Aim —
Write out the records below once more, exactly as they stand.

Data entries
—————
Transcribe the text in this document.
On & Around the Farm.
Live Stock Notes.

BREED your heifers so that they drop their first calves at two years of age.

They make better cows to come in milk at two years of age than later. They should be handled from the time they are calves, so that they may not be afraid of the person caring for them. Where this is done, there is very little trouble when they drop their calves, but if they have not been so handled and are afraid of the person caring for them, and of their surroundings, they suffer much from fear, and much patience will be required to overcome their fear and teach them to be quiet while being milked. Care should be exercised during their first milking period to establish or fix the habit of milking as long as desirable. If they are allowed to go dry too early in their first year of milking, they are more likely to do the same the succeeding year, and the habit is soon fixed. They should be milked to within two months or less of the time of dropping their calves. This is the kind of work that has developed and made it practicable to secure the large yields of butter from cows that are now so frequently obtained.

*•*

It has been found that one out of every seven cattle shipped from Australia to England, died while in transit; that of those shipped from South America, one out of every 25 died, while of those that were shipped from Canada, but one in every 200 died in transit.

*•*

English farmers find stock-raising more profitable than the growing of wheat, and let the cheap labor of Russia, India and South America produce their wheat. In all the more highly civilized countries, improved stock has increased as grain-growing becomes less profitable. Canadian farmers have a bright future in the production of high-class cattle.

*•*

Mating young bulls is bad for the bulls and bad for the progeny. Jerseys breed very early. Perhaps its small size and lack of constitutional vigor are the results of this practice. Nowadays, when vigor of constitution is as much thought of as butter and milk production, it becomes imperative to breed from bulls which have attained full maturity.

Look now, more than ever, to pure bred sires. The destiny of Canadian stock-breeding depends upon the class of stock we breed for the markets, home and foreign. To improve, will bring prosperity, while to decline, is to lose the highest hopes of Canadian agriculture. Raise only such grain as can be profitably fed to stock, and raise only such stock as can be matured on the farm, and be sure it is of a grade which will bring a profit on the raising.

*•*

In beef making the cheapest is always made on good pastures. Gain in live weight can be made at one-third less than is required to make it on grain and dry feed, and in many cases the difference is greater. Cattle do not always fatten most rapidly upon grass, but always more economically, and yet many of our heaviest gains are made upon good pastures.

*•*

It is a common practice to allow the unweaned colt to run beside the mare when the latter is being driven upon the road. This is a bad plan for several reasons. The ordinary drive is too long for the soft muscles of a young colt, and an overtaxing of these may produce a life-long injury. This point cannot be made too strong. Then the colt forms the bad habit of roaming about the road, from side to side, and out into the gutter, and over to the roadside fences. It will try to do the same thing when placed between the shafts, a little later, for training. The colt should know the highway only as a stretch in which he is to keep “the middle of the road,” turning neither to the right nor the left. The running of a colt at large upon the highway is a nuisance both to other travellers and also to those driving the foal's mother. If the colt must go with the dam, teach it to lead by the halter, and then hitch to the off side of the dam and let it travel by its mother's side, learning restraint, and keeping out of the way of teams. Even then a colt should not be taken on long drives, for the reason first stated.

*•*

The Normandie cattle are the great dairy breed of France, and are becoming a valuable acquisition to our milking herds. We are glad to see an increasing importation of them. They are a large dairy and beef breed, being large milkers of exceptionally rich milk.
—————
Response for this exercise —
Transcribe the text in this document.
On & Around the Farm.
Live Stock Notes.

BREED your heifers so that they drop their first calves at two years of age.

They make better cows to come in milk at two years of age than later. They should be handled from the time they are calves, so that they may not be afraid of the person caring for them. Where this is done, there is very little trouble when they drop their calves, but if they have not been so handled and are afraid of the person caring for them, and of their surroundings, they suffer much from fear, and much patience will be required to overcome their fear and teach them to be quiet while being milked. Care should be exercised during their first milking period to establish or fix the habit of milking as long as desirable. If they are allowed to go dry too early in their first year of milking, they are more likely to do the same the succeeding year, and the habit is soon fixed. They should be milked to within two months or less of the time of dropping their calves. This is the kind of work that has developed and made it practicable to secure the large yields of butter from cows that are now so frequently obtained.

*•*

It has been found that one out of every seven cattle shipped from Australia to England, died while in transit; that of those shipped from South America, one out of every 25 died, while of those that were shipped from Canada, but one in every 200 died in transit.

*•*

English farmers find stock-raising more profitable than the growing of wheat, and let the cheap labor of Russia, India and South America produce their wheat. In all the more highly civilized countries, improved stock has increased as grain-growing becomes less profitable. Canadian farmers have a bright future in the production of high-class cattle.

*•*

Mating young bulls is bad for the bulls and bad for the progeny. Jerseys breed very early. Perhaps its small size and lack of constitutional vigor are the results of this practice. Nowadays, when vigor of constitution is as much thought of as butter and milk production, it becomes imperative to breed from bulls which have attained full maturity.

Look now, more than ever, to pure bred sires. The destiny of Canadian stock-breeding depends upon the class of stock we breed for the markets, home and foreign. To improve, will bring prosperity, while to decline, is to lose the highest hopes of Canadian agriculture. Raise only such grain as can be profitably fed to stock, and raise only such stock as can be matured on the farm, and be sure it is of a grade which will bring a profit on the raising.

*•*

In beef making the cheapest is always made on good pastures. Gain in live weight can be made at one-third less than is required to make it on grain and dry feed, and in many cases the difference is greater. Cattle do not always fatten most rapidly upon grass, but always more economically, and yet many of our heaviest gains are made upon good pastures.

*•*

It is a common practice to allow the unweaned colt to run beside the mare when the latter is being driven upon the road. This is a bad plan for several reasons. The ordinary drive is too long for the soft muscles of a young colt, and an overtaxing of these may produce a life-long injury. This point cannot be made too strong. Then the colt forms the bad habit of roaming about the road, from side to side, and out into the gutter, and over to the roadside fences. It will try to do the same thing when placed between the shafts, a little later, for training. The colt should know the highway only as a stretch in which he is to keep “the middle of the road,” turning neither to the right nor the left. The running of a colt at large upon the highway is a nuisance both to other travellers and also to those driving the foal's mother. If the colt must go with the dam, teach it to lead by the halter, and then hitch to the off side of the dam and let it travel by its mother's side, learning restraint, and keeping out of the way of teams. Even then a colt should not be taken on long drives, for the reason first stated.

*•*

The Normandie cattle are the great dairy breed of France, and are becoming a valuable acquisition to our milking herds. We are glad to see an increasing importation of them. They are a large dairy and beef breed, being large milkers of exceptionally rich milk.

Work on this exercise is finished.